(Given exercise): Pick out the lines below with "hajapäästöt" and list them.

(Dataset):

★ ★ ★

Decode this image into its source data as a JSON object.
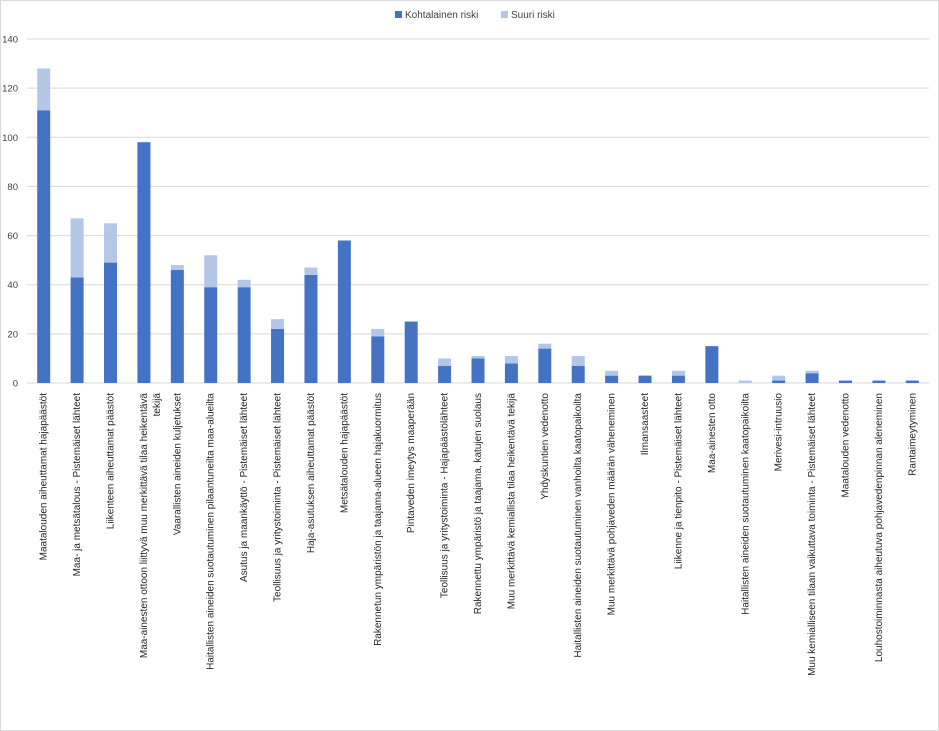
{
  "chart_data": {
    "type": "bar",
    "stacked": true,
    "title": "",
    "xlabel": "",
    "ylabel": "",
    "ylim": [
      0,
      140
    ],
    "yticks": [
      0,
      20,
      40,
      60,
      80,
      100,
      120,
      140
    ],
    "grid": true,
    "legend_position": "top",
    "categories": [
      [
        "Maatalouden aiheuttamat hajapäästöt"
      ],
      [
        "Maa- ja metsätalous - Pistemäiset lähteet"
      ],
      [
        "Liikenteen aiheuttamat päästöt"
      ],
      [
        "Maa-ainesten ottoon liittyvä muu merkittävä tilaa heikentävä",
        "tekijä"
      ],
      [
        "Vaarallisten aineiden kuljetukset"
      ],
      [
        "Haitallisten aineiden suotautuminen pilaantuneilta maa-alueilta"
      ],
      [
        "Asutus ja maankäyttö - Pistemäiset lähteet"
      ],
      [
        "Teollisuus ja yritystoiminta - Pistemäiset lähteet"
      ],
      [
        "Haja-asutuksen aiheuttamat päästöt"
      ],
      [
        "Metsätalouden hajapäästöt"
      ],
      [
        "Rakennetun ympäristön ja taajama-alueen hajakuormitus"
      ],
      [
        "Pintaveden imeytys maaperään"
      ],
      [
        "Teollisuus ja yritystoiminta - Hajapäästölähteet"
      ],
      [
        "Rakennettu ympäristö ja taajama, katujen suolaus"
      ],
      [
        "Muu merkittävä kemiallista tilaa heikentävä tekijä"
      ],
      [
        "Yhdyskuntien vedenotto"
      ],
      [
        "Haitallisten aineiden suotautuminen vanhoilta kaatopaikoilta"
      ],
      [
        "Muu merkittävä pohjaveden määrän väheneminen"
      ],
      [
        "Ilmansaasteet"
      ],
      [
        "Liikenne ja tienpito - Pistemäiset lähteet"
      ],
      [
        "Maa-ainesten otto"
      ],
      [
        "Haitallisten aineiden suotautuminen kaatopaikoilta"
      ],
      [
        "Merivesi-intruusio"
      ],
      [
        "Muu kemialliseen tilaan vaikuttava toiminta - Pistemäiset lähteet"
      ],
      [
        "Maatalouden vedenotto"
      ],
      [
        "Louhostoiminnasta aiheutuva pohjavedenpinnan aleneminen"
      ],
      [
        "Rantaimeytyminen"
      ]
    ],
    "series": [
      {
        "name": "Kohtalainen riski",
        "color": "#4472c4",
        "values": [
          111,
          43,
          49,
          98,
          46,
          39,
          39,
          22,
          44,
          58,
          19,
          25,
          7,
          10,
          8,
          14,
          7,
          3,
          3,
          3,
          15,
          0,
          1,
          4,
          1,
          1,
          1
        ]
      },
      {
        "name": "Suuri riski",
        "color": "#b4c7e7",
        "values": [
          17,
          24,
          16,
          0,
          2,
          13,
          3,
          4,
          3,
          0,
          3,
          0,
          3,
          1,
          3,
          2,
          4,
          2,
          0,
          2,
          0,
          1,
          2,
          1,
          0,
          0,
          0
        ]
      }
    ]
  }
}
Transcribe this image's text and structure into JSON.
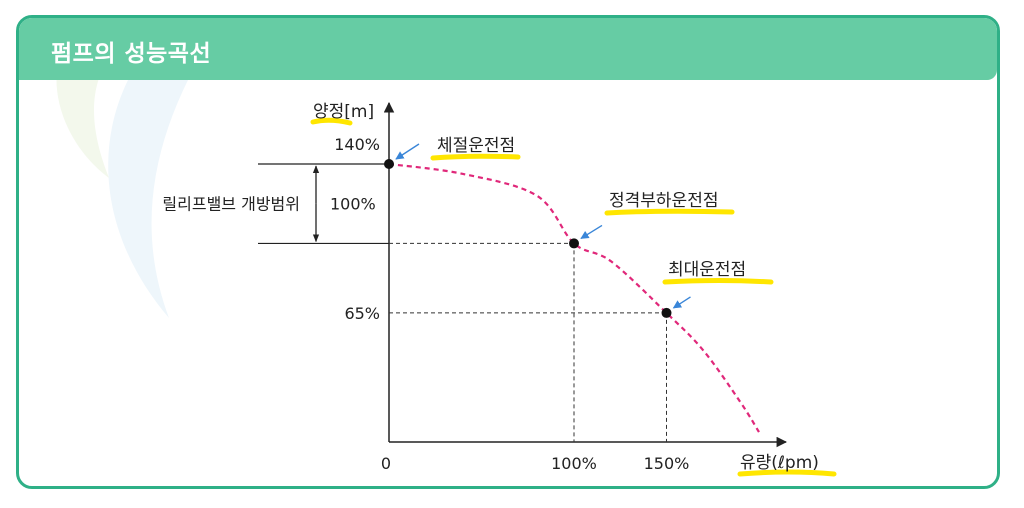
{
  "header": {
    "title": "펌프의 성능곡선"
  },
  "chart_data": {
    "type": "line",
    "title": "",
    "xlabel": "유량(ℓpm)",
    "ylabel": "양정[m]",
    "xlim": [
      0,
      215
    ],
    "ylim": [
      0,
      150
    ],
    "x_ticks": [
      {
        "value": 0,
        "label": "0"
      },
      {
        "value": 100,
        "label": "100%"
      },
      {
        "value": 150,
        "label": "150%"
      }
    ],
    "y_ticks": [
      {
        "value": 140,
        "label": "140%"
      },
      {
        "value": 65,
        "label": "65%"
      }
    ],
    "bracket": {
      "from": 140,
      "to": 100,
      "value_label": "100%",
      "label": "릴리프밸브 개방범위"
    },
    "series": [
      {
        "x": [
          0,
          40,
          80,
          100,
          120,
          150,
          170,
          190,
          200
        ],
        "y": [
          140,
          135,
          124,
          100,
          91,
          65,
          46,
          20,
          5
        ]
      }
    ],
    "points": [
      {
        "x": 0,
        "y": 140,
        "label": "체절운전점"
      },
      {
        "x": 100,
        "y": 100,
        "label": "정격부하운전점"
      },
      {
        "x": 150,
        "y": 65,
        "label": "최대운전점"
      }
    ],
    "grid": false,
    "colors": {
      "curve": "#e0287a",
      "highlight": "#ffe600",
      "accent": "#2fb087"
    }
  }
}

★ ★ ★

(Written answer):
        "Maatalouden aiheuttamat hajapäästöt"
        "Metsätalouden hajapäästöt"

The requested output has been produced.